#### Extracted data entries
_____

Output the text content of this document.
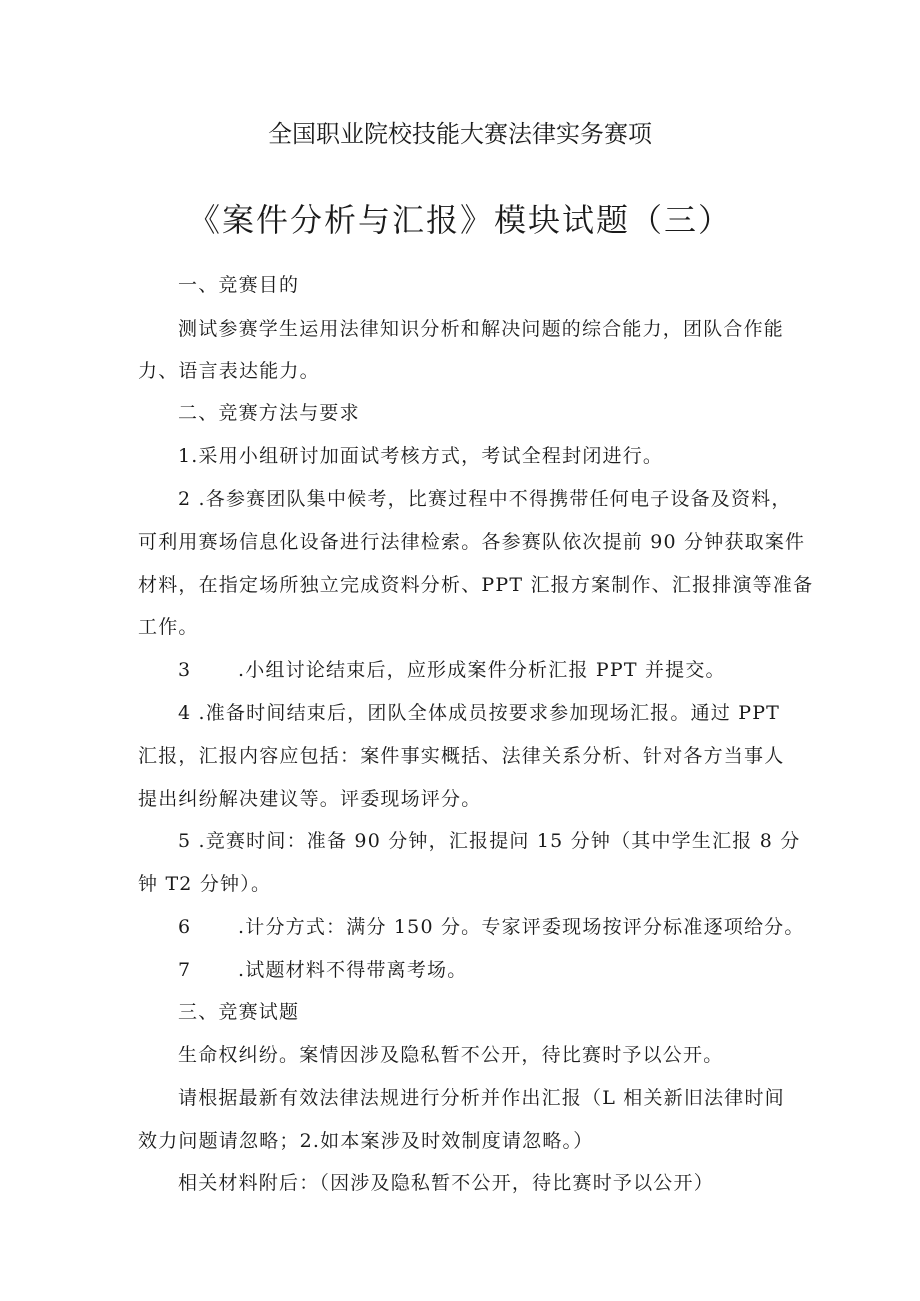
全国职业院校技能大赛法律实务赛项
《案件分析与汇报》模块试题（三）
一、竞赛目的
测试参赛学生运用法律知识分析和解决问题的综合能力，团队合作能
力、语言表达能力。
二、竞赛方法与要求
1.采用小组研讨加面试考核方式，考试全程封闭进行。
2 .各参赛团队集中候考，比赛过程中不得携带任何电子设备及资料，
可利用赛场信息化设备进行法律检索。各参赛队依次提前 90 分钟获取案件
材料，在指定场所独立完成资料分析、PPT 汇报方案制作、汇报排演等准备
工作。
3 .小组讨论结束后，应形成案件分析汇报 PPT 并提交。
4 .准备时间结束后，团队全体成员按要求参加现场汇报。通过 PPT
汇报，汇报内容应包括：案件事实概括、法律关系分析、针对各方当事人
提出纠纷解决建议等。评委现场评分。
5 .竞赛时间：准备 90 分钟，汇报提问 15 分钟（其中学生汇报 8 分
钟 T2 分钟）。
6 .计分方式：满分 150 分。专家评委现场按评分标准逐项给分。
7 .试题材料不得带离考场。
三、竞赛试题
生命权纠纷。案情因涉及隐私暂不公开，待比赛时予以公开。
请根据最新有效法律法规进行分析并作出汇报（L 相关新旧法律时间
效力问题请忽略；2.如本案涉及时效制度请忽略。）
相关材料附后：（因涉及隐私暂不公开，待比赛时予以公开）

_____

#### YOUR GOAL
Report how many lines of the preceding records include "待比赛时予以公开". Output the number only.

#### FINISHED ANSWER
2